» WHAT IS REQUIRED
Extract every record, keeping each one exactly as it is.

» Dataset items

-=-=-=-=-

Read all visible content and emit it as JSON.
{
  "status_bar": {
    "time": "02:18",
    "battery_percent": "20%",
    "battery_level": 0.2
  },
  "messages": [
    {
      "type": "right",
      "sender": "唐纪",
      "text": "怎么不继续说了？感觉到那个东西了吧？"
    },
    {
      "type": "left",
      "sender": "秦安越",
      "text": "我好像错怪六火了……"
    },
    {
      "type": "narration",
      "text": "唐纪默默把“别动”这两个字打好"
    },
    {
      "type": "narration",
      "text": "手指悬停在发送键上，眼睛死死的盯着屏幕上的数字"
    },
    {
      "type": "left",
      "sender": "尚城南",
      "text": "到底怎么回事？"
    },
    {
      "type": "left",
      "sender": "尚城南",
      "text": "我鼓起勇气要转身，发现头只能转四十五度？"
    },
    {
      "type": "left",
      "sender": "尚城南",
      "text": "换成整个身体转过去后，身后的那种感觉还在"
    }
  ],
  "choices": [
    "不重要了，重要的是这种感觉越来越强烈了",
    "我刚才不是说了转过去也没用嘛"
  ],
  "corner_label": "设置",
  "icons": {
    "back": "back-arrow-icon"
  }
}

-=-=-=-=-

» EXERCISE OUTPUT
Read all visible content and emit it as JSON.
{
  "status_bar": {
    "time": "02:18",
    "battery_percent": "20%",
    "battery_level": 0.2
  },
  "messages": [
    {
      "type": "right",
      "sender": "唐纪",
      "text": "怎么不继续说了？感觉到那个东西了吧？"
    },
    {
      "type": "left",
      "sender": "秦安越",
      "text": "我好像错怪六火了……"
    },
    {
      "type": "narration",
      "text": "唐纪默默把“别动”这两个字打好"
    },
    {
      "type": "narration",
      "text": "手指悬停在发送键上，眼睛死死的盯着屏幕上的数字"
    },
    {
      "type": "left",
      "sender": "尚城南",
      "text": "到底怎么回事？"
    },
    {
      "type": "left",
      "sender": "尚城南",
      "text": "我鼓起勇气要转身，发现头只能转四十五度？"
    },
    {
      "type": "left",
      "sender": "尚城南",
      "text": "换成整个身体转过去后，身后的那种感觉还在"
    }
  ],
  "choices": [
    "不重要了，重要的是这种感觉越来越强烈了",
    "我刚才不是说了转过去也没用嘛"
  ],
  "corner_label": "设置",
  "icons": {
    "back": "back-arrow-icon"
  }
}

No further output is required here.